Task objective: Rewrite the entries below, changing every "candlestick" to "candle" and leaving all other text untouched.

Listing:
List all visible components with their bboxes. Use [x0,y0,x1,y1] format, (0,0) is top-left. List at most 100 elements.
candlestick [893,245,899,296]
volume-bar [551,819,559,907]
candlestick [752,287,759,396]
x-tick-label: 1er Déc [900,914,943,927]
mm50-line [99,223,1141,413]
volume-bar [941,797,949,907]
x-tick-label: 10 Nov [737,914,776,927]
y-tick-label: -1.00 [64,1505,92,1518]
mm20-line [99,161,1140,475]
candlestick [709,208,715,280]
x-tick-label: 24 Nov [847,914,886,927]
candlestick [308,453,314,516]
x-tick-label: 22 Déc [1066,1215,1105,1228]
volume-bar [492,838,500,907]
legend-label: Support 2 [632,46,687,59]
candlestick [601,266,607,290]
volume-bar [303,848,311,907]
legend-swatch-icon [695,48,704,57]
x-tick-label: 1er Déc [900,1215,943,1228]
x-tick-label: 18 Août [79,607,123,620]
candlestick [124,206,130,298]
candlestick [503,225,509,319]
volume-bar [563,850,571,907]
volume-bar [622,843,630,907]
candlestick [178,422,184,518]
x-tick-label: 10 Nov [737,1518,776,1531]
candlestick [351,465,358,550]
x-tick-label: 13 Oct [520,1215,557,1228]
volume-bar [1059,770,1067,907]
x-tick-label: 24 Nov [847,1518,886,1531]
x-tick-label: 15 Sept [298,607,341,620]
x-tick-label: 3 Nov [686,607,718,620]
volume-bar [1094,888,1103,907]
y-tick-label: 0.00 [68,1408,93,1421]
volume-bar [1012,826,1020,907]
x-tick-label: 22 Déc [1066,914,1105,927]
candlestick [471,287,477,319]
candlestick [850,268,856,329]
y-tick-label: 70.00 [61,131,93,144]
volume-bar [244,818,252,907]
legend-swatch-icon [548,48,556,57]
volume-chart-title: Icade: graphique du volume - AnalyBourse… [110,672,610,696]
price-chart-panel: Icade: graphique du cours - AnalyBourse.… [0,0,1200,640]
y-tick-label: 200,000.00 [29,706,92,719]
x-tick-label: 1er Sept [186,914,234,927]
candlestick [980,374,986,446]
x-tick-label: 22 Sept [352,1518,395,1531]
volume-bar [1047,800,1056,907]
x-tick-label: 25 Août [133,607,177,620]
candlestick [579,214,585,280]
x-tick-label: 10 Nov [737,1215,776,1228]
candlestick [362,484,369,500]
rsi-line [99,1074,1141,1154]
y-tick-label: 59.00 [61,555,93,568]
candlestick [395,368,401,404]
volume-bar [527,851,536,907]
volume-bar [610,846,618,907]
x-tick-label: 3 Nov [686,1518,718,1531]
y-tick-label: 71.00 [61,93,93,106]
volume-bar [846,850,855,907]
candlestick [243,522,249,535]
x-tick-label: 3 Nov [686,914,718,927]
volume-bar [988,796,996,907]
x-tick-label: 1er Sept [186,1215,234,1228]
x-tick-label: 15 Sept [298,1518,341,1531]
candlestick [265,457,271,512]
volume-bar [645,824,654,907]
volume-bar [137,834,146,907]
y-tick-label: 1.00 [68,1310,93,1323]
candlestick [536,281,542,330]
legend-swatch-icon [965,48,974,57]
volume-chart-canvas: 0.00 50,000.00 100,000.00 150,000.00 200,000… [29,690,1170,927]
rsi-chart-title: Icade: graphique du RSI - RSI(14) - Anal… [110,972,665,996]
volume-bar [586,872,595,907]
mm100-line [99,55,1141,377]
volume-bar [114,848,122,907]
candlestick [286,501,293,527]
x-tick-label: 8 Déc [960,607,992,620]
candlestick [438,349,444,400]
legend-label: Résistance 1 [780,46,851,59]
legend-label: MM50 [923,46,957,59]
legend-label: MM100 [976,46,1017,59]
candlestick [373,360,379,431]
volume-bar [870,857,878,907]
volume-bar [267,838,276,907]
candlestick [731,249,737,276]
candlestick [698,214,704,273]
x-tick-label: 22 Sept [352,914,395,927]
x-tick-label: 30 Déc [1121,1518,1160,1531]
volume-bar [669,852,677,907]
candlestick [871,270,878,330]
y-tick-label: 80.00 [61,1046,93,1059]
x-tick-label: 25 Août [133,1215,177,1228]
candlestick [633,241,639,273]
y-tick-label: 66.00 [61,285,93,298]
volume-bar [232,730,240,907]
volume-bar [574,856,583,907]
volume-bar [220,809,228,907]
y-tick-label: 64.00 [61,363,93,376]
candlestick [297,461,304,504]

Final answer:
List all visible components with their bboxes. Use [x0,y0,x1,y1] format, (0,0) is top-left. List at most 100 elements.
candle [893,245,899,296]
volume-bar [551,819,559,907]
candle [752,287,759,396]
x-tick-label: 1er Déc [900,914,943,927]
mm50-line [99,223,1141,413]
volume-bar [941,797,949,907]
x-tick-label: 10 Nov [737,914,776,927]
y-tick-label: -1.00 [64,1505,92,1518]
mm20-line [99,161,1140,475]
candle [709,208,715,280]
x-tick-label: 24 Nov [847,914,886,927]
candle [308,453,314,516]
x-tick-label: 22 Déc [1066,1215,1105,1228]
volume-bar [492,838,500,907]
legend-label: Support 2 [632,46,687,59]
candle [601,266,607,290]
volume-bar [303,848,311,907]
legend-swatch-icon [695,48,704,57]
x-tick-label: 1er Déc [900,1215,943,1228]
x-tick-label: 18 Août [79,607,123,620]
candle [124,206,130,298]
candle [503,225,509,319]
volume-bar [563,850,571,907]
volume-bar [622,843,630,907]
candle [178,422,184,518]
x-tick-label: 10 Nov [737,1518,776,1531]
candle [351,465,358,550]
x-tick-label: 13 Oct [520,1215,557,1228]
volume-bar [1059,770,1067,907]
x-tick-label: 24 Nov [847,1518,886,1531]
x-tick-label: 15 Sept [298,607,341,620]
x-tick-label: 3 Nov [686,607,718,620]
volume-bar [1094,888,1103,907]
y-tick-label: 0.00 [68,1408,93,1421]
volume-bar [1012,826,1020,907]
x-tick-label: 22 Déc [1066,914,1105,927]
candle [471,287,477,319]
candle [850,268,856,329]
y-tick-label: 70.00 [61,131,93,144]
volume-bar [244,818,252,907]
legend-swatch-icon [548,48,556,57]
volume-chart-title: Icade: graphique du volume - AnalyBourse… [110,672,610,696]
price-chart-panel: Icade: graphique du cours - AnalyBourse.… [0,0,1200,640]
y-tick-label: 200,000.00 [29,706,92,719]
x-tick-label: 1er Sept [186,914,234,927]
candle [980,374,986,446]
x-tick-label: 22 Sept [352,1518,395,1531]
volume-bar [1047,800,1056,907]
x-tick-label: 25 Août [133,607,177,620]
candle [579,214,585,280]
x-tick-label: 10 Nov [737,1215,776,1228]
candle [362,484,369,500]
rsi-line [99,1074,1141,1154]
y-tick-label: 59.00 [61,555,93,568]
candle [395,368,401,404]
volume-bar [527,851,536,907]
volume-bar [610,846,618,907]
x-tick-label: 3 Nov [686,1518,718,1531]
y-tick-label: 71.00 [61,93,93,106]
volume-bar [846,850,855,907]
candle [243,522,249,535]
x-tick-label: 3 Nov [686,914,718,927]
volume-bar [988,796,996,907]
x-tick-label: 1er Sept [186,1215,234,1228]
x-tick-label: 15 Sept [298,1518,341,1531]
candle [265,457,271,512]
volume-bar [645,824,654,907]
volume-bar [137,834,146,907]
y-tick-label: 1.00 [68,1310,93,1323]
candle [536,281,542,330]
legend-swatch-icon [965,48,974,57]
volume-chart-canvas: 0.00 50,000.00 100,000.00 150,000.00 200,000… [29,690,1170,927]
rsi-chart-title: Icade: graphique du RSI - RSI(14) - Anal… [110,972,665,996]
volume-bar [586,872,595,907]
mm100-line [99,55,1141,377]
volume-bar [114,848,122,907]
candle [286,501,293,527]
x-tick-label: 8 Déc [960,607,992,620]
candle [438,349,444,400]
legend-label: Résistance 1 [780,46,851,59]
legend-label: MM50 [923,46,957,59]
legend-label: MM100 [976,46,1017,59]
candle [373,360,379,431]
volume-bar [870,857,878,907]
volume-bar [267,838,276,907]
candle [731,249,737,276]
candle [698,214,704,273]
x-tick-label: 22 Sept [352,914,395,927]
x-tick-label: 30 Déc [1121,1518,1160,1531]
volume-bar [669,852,677,907]
candle [871,270,878,330]
y-tick-label: 80.00 [61,1046,93,1059]
x-tick-label: 25 Août [133,1215,177,1228]
candle [633,241,639,273]
y-tick-label: 66.00 [61,285,93,298]
volume-bar [232,730,240,907]
volume-bar [574,856,583,907]
volume-bar [220,809,228,907]
y-tick-label: 64.00 [61,363,93,376]
candle [297,461,304,504]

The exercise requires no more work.